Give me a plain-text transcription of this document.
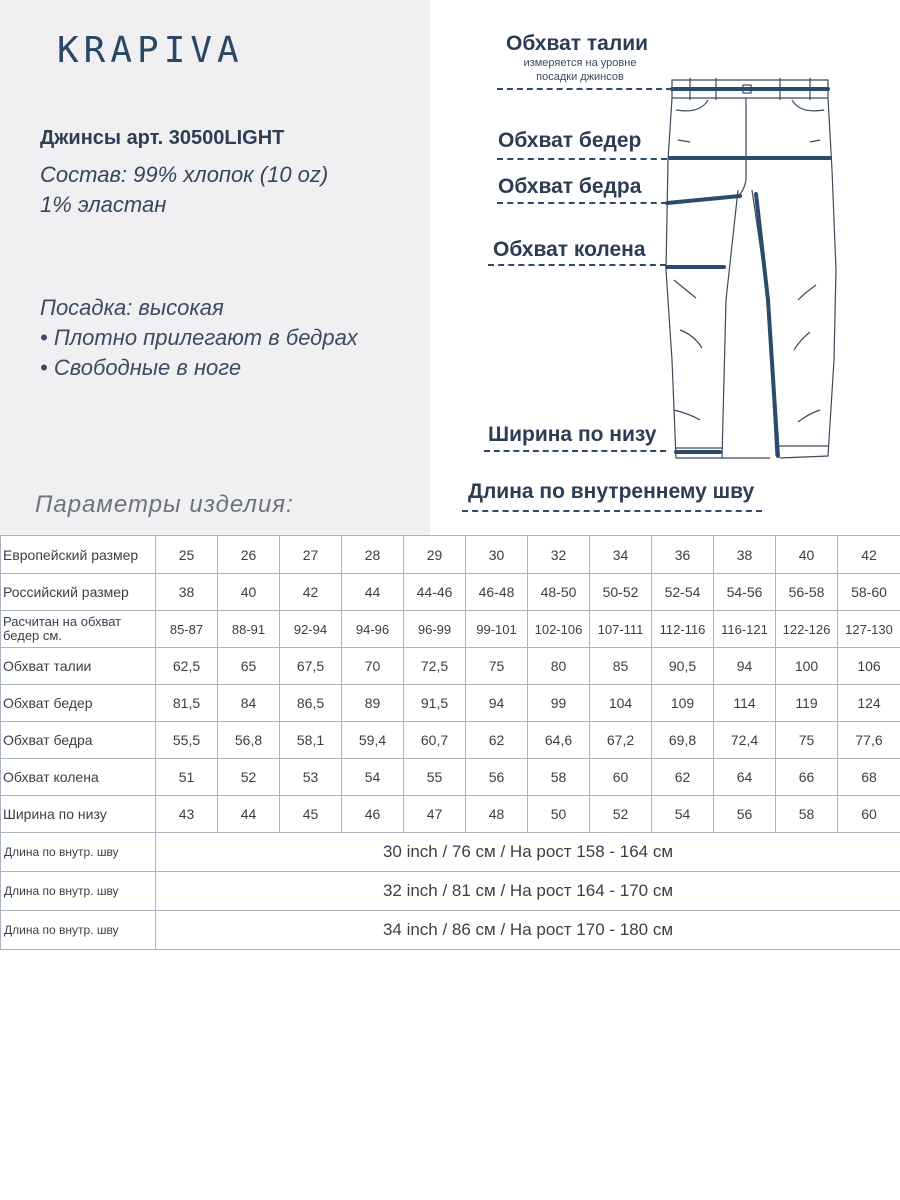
KRAPIVA
Джинсы арт. 30500LIGHT
Состав: 99% хлопок (10 oz)
1% эластан
Посадка: высокая
• Плотно прилегают в бедрах
• Свободные в ноге
Параметры изделия:
Обхват талии
измеряется на уровне
посадки джинсов
Обхват бедер
Обхват бедра
Обхват колена
Ширина по низу
Длина по внутреннему шву
Европейский размер	25	26	27	28	29	30	32	34	36	38	40	42
Российский размер	38	40	42	44	44-46	46-48	48-50	50-52	52-54	54-56	56-58	58-60
Расчитан на обхват бедер см.	85-87	88-91	92-94	94-96	96-99	99-101	102-106	107-111	112-116	116-121	122-126	127-130
Обхват талии	62,5	65	67,5	70	72,5	75	80	85	90,5	94	100	106
Обхват бедер	81,5	84	86,5	89	91,5	94	99	104	109	114	119	124
Обхват бедра	55,5	56,8	58,1	59,4	60,7	62	64,6	67,2	69,8	72,4	75	77,6
Обхват колена	51	52	53	54	55	56	58	60	62	64	66	68
Ширина по низу	43	44	45	46	47	48	50	52	54	56	58	60
Длина по внутр. шву	30 inch / 76 см / На рост 158 - 164 см											
Длина по внутр. шву	32 inch / 81 см / На рост 164 - 170 см											
Длина по внутр. шву	34 inch / 86 см / На рост 170 - 180 см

********************

**Work required:** Using the data above, print every line exactly, omitting pictures.

**Answer in full:**
Give me a plain-text transcription of this document.
KRAPIVA
Джинсы арт. 30500LIGHT
Состав: 99% хлопок (10 oz)
1% эластан
Посадка: высокая
• Плотно прилегают в бедрах
• Свободные в ноге
Параметры изделия:
Обхват талии
измеряется на уровне
посадки джинсов
Обхват бедер
Обхват бедра
Обхват колена
Ширина по низу
Длина по внутреннему шву
Европейский размер	25	26	27	28	29	30	32	34	36	38	40	42
Российский размер	38	40	42	44	44-46	46-48	48-50	50-52	52-54	54-56	56-58	58-60
Расчитан на обхват бедер см.	85-87	88-91	92-94	94-96	96-99	99-101	102-106	107-111	112-116	116-121	122-126	127-130
Обхват талии	62,5	65	67,5	70	72,5	75	80	85	90,5	94	100	106
Обхват бедер	81,5	84	86,5	89	91,5	94	99	104	109	114	119	124
Обхват бедра	55,5	56,8	58,1	59,4	60,7	62	64,6	67,2	69,8	72,4	75	77,6
Обхват колена	51	52	53	54	55	56	58	60	62	64	66	68
Ширина по низу	43	44	45	46	47	48	50	52	54	56	58	60
Длина по внутр. шву	30 inch / 76 см / На рост 158 - 164 см											
Длина по внутр. шву	32 inch / 81 см / На рост 164 - 170 см											
Длина по внутр. шву	34 inch / 86 см / На рост 170 - 180 см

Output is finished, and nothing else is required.